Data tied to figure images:
== == ==

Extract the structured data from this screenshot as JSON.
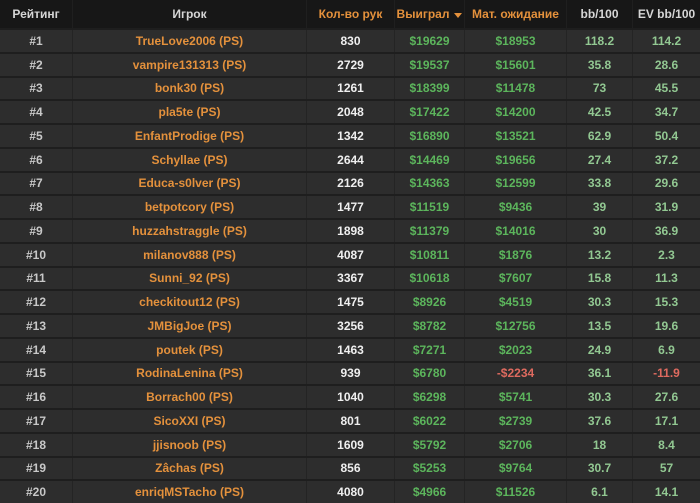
{
  "colors": {
    "accent_orange": "#e4913c",
    "money_green": "#5cb55c",
    "bb_green": "#92c892",
    "negative_red": "#de6a5f",
    "row_background": "#2d2d2d",
    "header_background": "#171717"
  },
  "header": {
    "columns": [
      {
        "id": "rating",
        "label": "Рейтинг",
        "tone": "white",
        "sorted": false
      },
      {
        "id": "player",
        "label": "Игрок",
        "tone": "white",
        "sorted": false
      },
      {
        "id": "hands",
        "label": "Кол-во рук",
        "tone": "orange",
        "sorted": false
      },
      {
        "id": "won",
        "label": "Выиграл",
        "tone": "orange",
        "sorted": true,
        "sort_direction": "desc"
      },
      {
        "id": "expectation",
        "label": "Мат. ожидание",
        "tone": "orange",
        "sorted": false
      },
      {
        "id": "bb100",
        "label": "bb/100",
        "tone": "white",
        "sorted": false
      },
      {
        "id": "ev_bb100",
        "label": "EV bb/100",
        "tone": "white",
        "sorted": false
      }
    ]
  },
  "rows": [
    {
      "rank": "#1",
      "player": "TrueLove2006 (PS)",
      "hands": "830",
      "won": "$19629",
      "expectation": "$18953",
      "bb100": "118.2",
      "ev_bb100": "114.2"
    },
    {
      "rank": "#2",
      "player": "vampire131313 (PS)",
      "hands": "2729",
      "won": "$19537",
      "expectation": "$15601",
      "bb100": "35.8",
      "ev_bb100": "28.6"
    },
    {
      "rank": "#3",
      "player": "bonk30 (PS)",
      "hands": "1261",
      "won": "$18399",
      "expectation": "$11478",
      "bb100": "73",
      "ev_bb100": "45.5"
    },
    {
      "rank": "#4",
      "player": "pla5te (PS)",
      "hands": "2048",
      "won": "$17422",
      "expectation": "$14200",
      "bb100": "42.5",
      "ev_bb100": "34.7"
    },
    {
      "rank": "#5",
      "player": "EnfantProdige (PS)",
      "hands": "1342",
      "won": "$16890",
      "expectation": "$13521",
      "bb100": "62.9",
      "ev_bb100": "50.4"
    },
    {
      "rank": "#6",
      "player": "Schyllae (PS)",
      "hands": "2644",
      "won": "$14469",
      "expectation": "$19656",
      "bb100": "27.4",
      "ev_bb100": "37.2"
    },
    {
      "rank": "#7",
      "player": "Educa-s0lver (PS)",
      "hands": "2126",
      "won": "$14363",
      "expectation": "$12599",
      "bb100": "33.8",
      "ev_bb100": "29.6"
    },
    {
      "rank": "#8",
      "player": "betpotcory (PS)",
      "hands": "1477",
      "won": "$11519",
      "expectation": "$9436",
      "bb100": "39",
      "ev_bb100": "31.9"
    },
    {
      "rank": "#9",
      "player": "huzzahstraggle (PS)",
      "hands": "1898",
      "won": "$11379",
      "expectation": "$14016",
      "bb100": "30",
      "ev_bb100": "36.9"
    },
    {
      "rank": "#10",
      "player": "milanov888 (PS)",
      "hands": "4087",
      "won": "$10811",
      "expectation": "$1876",
      "bb100": "13.2",
      "ev_bb100": "2.3"
    },
    {
      "rank": "#11",
      "player": "Sunni_92 (PS)",
      "hands": "3367",
      "won": "$10618",
      "expectation": "$7607",
      "bb100": "15.8",
      "ev_bb100": "11.3"
    },
    {
      "rank": "#12",
      "player": "checkitout12 (PS)",
      "hands": "1475",
      "won": "$8926",
      "expectation": "$4519",
      "bb100": "30.3",
      "ev_bb100": "15.3"
    },
    {
      "rank": "#13",
      "player": "JMBigJoe (PS)",
      "hands": "3256",
      "won": "$8782",
      "expectation": "$12756",
      "bb100": "13.5",
      "ev_bb100": "19.6"
    },
    {
      "rank": "#14",
      "player": "poutek (PS)",
      "hands": "1463",
      "won": "$7271",
      "expectation": "$2023",
      "bb100": "24.9",
      "ev_bb100": "6.9"
    },
    {
      "rank": "#15",
      "player": "RodinaLenina (PS)",
      "hands": "939",
      "won": "$6780",
      "expectation": "-$2234",
      "bb100": "36.1",
      "ev_bb100": "-11.9"
    },
    {
      "rank": "#16",
      "player": "Borrach00 (PS)",
      "hands": "1040",
      "won": "$6298",
      "expectation": "$5741",
      "bb100": "30.3",
      "ev_bb100": "27.6"
    },
    {
      "rank": "#17",
      "player": "SicoXXI (PS)",
      "hands": "801",
      "won": "$6022",
      "expectation": "$2739",
      "bb100": "37.6",
      "ev_bb100": "17.1"
    },
    {
      "rank": "#18",
      "player": "jjisnoob (PS)",
      "hands": "1609",
      "won": "$5792",
      "expectation": "$2706",
      "bb100": "18",
      "ev_bb100": "8.4"
    },
    {
      "rank": "#19",
      "player": "Zâchas (PS)",
      "hands": "856",
      "won": "$5253",
      "expectation": "$9764",
      "bb100": "30.7",
      "ev_bb100": "57"
    },
    {
      "rank": "#20",
      "player": "enriqMSTacho (PS)",
      "hands": "4080",
      "won": "$4966",
      "expectation": "$11526",
      "bb100": "6.1",
      "ev_bb100": "14.1"
    }
  ]
}
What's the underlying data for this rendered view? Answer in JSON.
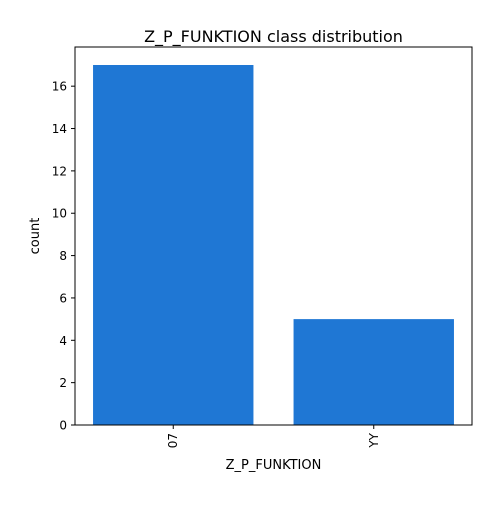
{
  "chart_data": {
    "type": "bar",
    "title": "Z_P_FUNKTION class distribution",
    "xlabel": "Z_P_FUNKTION",
    "ylabel": "count",
    "categories": [
      "07",
      "YY"
    ],
    "values": [
      17,
      5
    ],
    "ylim": [
      0,
      17.85
    ],
    "yticks": [
      0,
      2,
      4,
      6,
      8,
      10,
      12,
      14,
      16
    ],
    "bar_color": "#1f77d4",
    "grid": false,
    "legend": "none"
  }
}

== == ==

* _WHAT THE TASK REQUIRES_:
Make an exact copy of the listing above. Do not include the pictures.

* _EXERCISE RESPONSE_:
Extract the structured data from this screenshot as JSON.
{
  "colors": {
    "accent_orange": "#e4913c",
    "money_green": "#5cb55c",
    "bb_green": "#92c892",
    "negative_red": "#de6a5f",
    "row_background": "#2d2d2d",
    "header_background": "#171717"
  },
  "header": {
    "columns": [
      {
        "id": "rating",
        "label": "Рейтинг",
        "tone": "white",
        "sorted": false
      },
      {
        "id": "player",
        "label": "Игрок",
        "tone": "white",
        "sorted": false
      },
      {
        "id": "hands",
        "label": "Кол-во рук",
        "tone": "orange",
        "sorted": false
      },
      {
        "id": "won",
        "label": "Выиграл",
        "tone": "orange",
        "sorted": true,
        "sort_direction": "desc"
      },
      {
        "id": "expectation",
        "label": "Мат. ожидание",
        "tone": "orange",
        "sorted": false
      },
      {
        "id": "bb100",
        "label": "bb/100",
        "tone": "white",
        "sorted": false
      },
      {
        "id": "ev_bb100",
        "label": "EV bb/100",
        "tone": "white",
        "sorted": false
      }
    ]
  },
  "rows": [
    {
      "rank": "#1",
      "player": "TrueLove2006 (PS)",
      "hands": "830",
      "won": "$19629",
      "expectation": "$18953",
      "bb100": "118.2",
      "ev_bb100": "114.2"
    },
    {
      "rank": "#2",
      "player": "vampire131313 (PS)",
      "hands": "2729",
      "won": "$19537",
      "expectation": "$15601",
      "bb100": "35.8",
      "ev_bb100": "28.6"
    },
    {
      "rank": "#3",
      "player": "bonk30 (PS)",
      "hands": "1261",
      "won": "$18399",
      "expectation": "$11478",
      "bb100": "73",
      "ev_bb100": "45.5"
    },
    {
      "rank": "#4",
      "player": "pla5te (PS)",
      "hands": "2048",
      "won": "$17422",
      "expectation": "$14200",
      "bb100": "42.5",
      "ev_bb100": "34.7"
    },
    {
      "rank": "#5",
      "player": "EnfantProdige (PS)",
      "hands": "1342",
      "won": "$16890",
      "expectation": "$13521",
      "bb100": "62.9",
      "ev_bb100": "50.4"
    },
    {
      "rank": "#6",
      "player": "Schyllae (PS)",
      "hands": "2644",
      "won": "$14469",
      "expectation": "$19656",
      "bb100": "27.4",
      "ev_bb100": "37.2"
    },
    {
      "rank": "#7",
      "player": "Educa-s0lver (PS)",
      "hands": "2126",
      "won": "$14363",
      "expectation": "$12599",
      "bb100": "33.8",
      "ev_bb100": "29.6"
    },
    {
      "rank": "#8",
      "player": "betpotcory (PS)",
      "hands": "1477",
      "won": "$11519",
      "expectation": "$9436",
      "bb100": "39",
      "ev_bb100": "31.9"
    },
    {
      "rank": "#9",
      "player": "huzzahstraggle (PS)",
      "hands": "1898",
      "won": "$11379",
      "expectation": "$14016",
      "bb100": "30",
      "ev_bb100": "36.9"
    },
    {
      "rank": "#10",
      "player": "milanov888 (PS)",
      "hands": "4087",
      "won": "$10811",
      "expectation": "$1876",
      "bb100": "13.2",
      "ev_bb100": "2.3"
    },
    {
      "rank": "#11",
      "player": "Sunni_92 (PS)",
      "hands": "3367",
      "won": "$10618",
      "expectation": "$7607",
      "bb100": "15.8",
      "ev_bb100": "11.3"
    },
    {
      "rank": "#12",
      "player": "checkitout12 (PS)",
      "hands": "1475",
      "won": "$8926",
      "expectation": "$4519",
      "bb100": "30.3",
      "ev_bb100": "15.3"
    },
    {
      "rank": "#13",
      "player": "JMBigJoe (PS)",
      "hands": "3256",
      "won": "$8782",
      "expectation": "$12756",
      "bb100": "13.5",
      "ev_bb100": "19.6"
    },
    {
      "rank": "#14",
      "player": "poutek (PS)",
      "hands": "1463",
      "won": "$7271",
      "expectation": "$2023",
      "bb100": "24.9",
      "ev_bb100": "6.9"
    },
    {
      "rank": "#15",
      "player": "RodinaLenina (PS)",
      "hands": "939",
      "won": "$6780",
      "expectation": "-$2234",
      "bb100": "36.1",
      "ev_bb100": "-11.9"
    },
    {
      "rank": "#16",
      "player": "Borrach00 (PS)",
      "hands": "1040",
      "won": "$6298",
      "expectation": "$5741",
      "bb100": "30.3",
      "ev_bb100": "27.6"
    },
    {
      "rank": "#17",
      "player": "SicoXXI (PS)",
      "hands": "801",
      "won": "$6022",
      "expectation": "$2739",
      "bb100": "37.6",
      "ev_bb100": "17.1"
    },
    {
      "rank": "#18",
      "player": "jjisnoob (PS)",
      "hands": "1609",
      "won": "$5792",
      "expectation": "$2706",
      "bb100": "18",
      "ev_bb100": "8.4"
    },
    {
      "rank": "#19",
      "player": "Zâchas (PS)",
      "hands": "856",
      "won": "$5253",
      "expectation": "$9764",
      "bb100": "30.7",
      "ev_bb100": "57"
    },
    {
      "rank": "#20",
      "player": "enriqMSTacho (PS)",
      "hands": "4080",
      "won": "$4966",
      "expectation": "$11526",
      "bb100": "6.1",
      "ev_bb100": "14.1"
    }
  ]
}
What's the underlying data for this rendered view? Answer in JSON.
{
  "chart_data": {
    "type": "bar",
    "title": "Z_P_FUNKTION class distribution",
    "xlabel": "Z_P_FUNKTION",
    "ylabel": "count",
    "categories": [
      "07",
      "YY"
    ],
    "values": [
      17,
      5
    ],
    "ylim": [
      0,
      17.85
    ],
    "yticks": [
      0,
      2,
      4,
      6,
      8,
      10,
      12,
      14,
      16
    ],
    "bar_color": "#1f77d4",
    "grid": false,
    "legend": "none"
  }
}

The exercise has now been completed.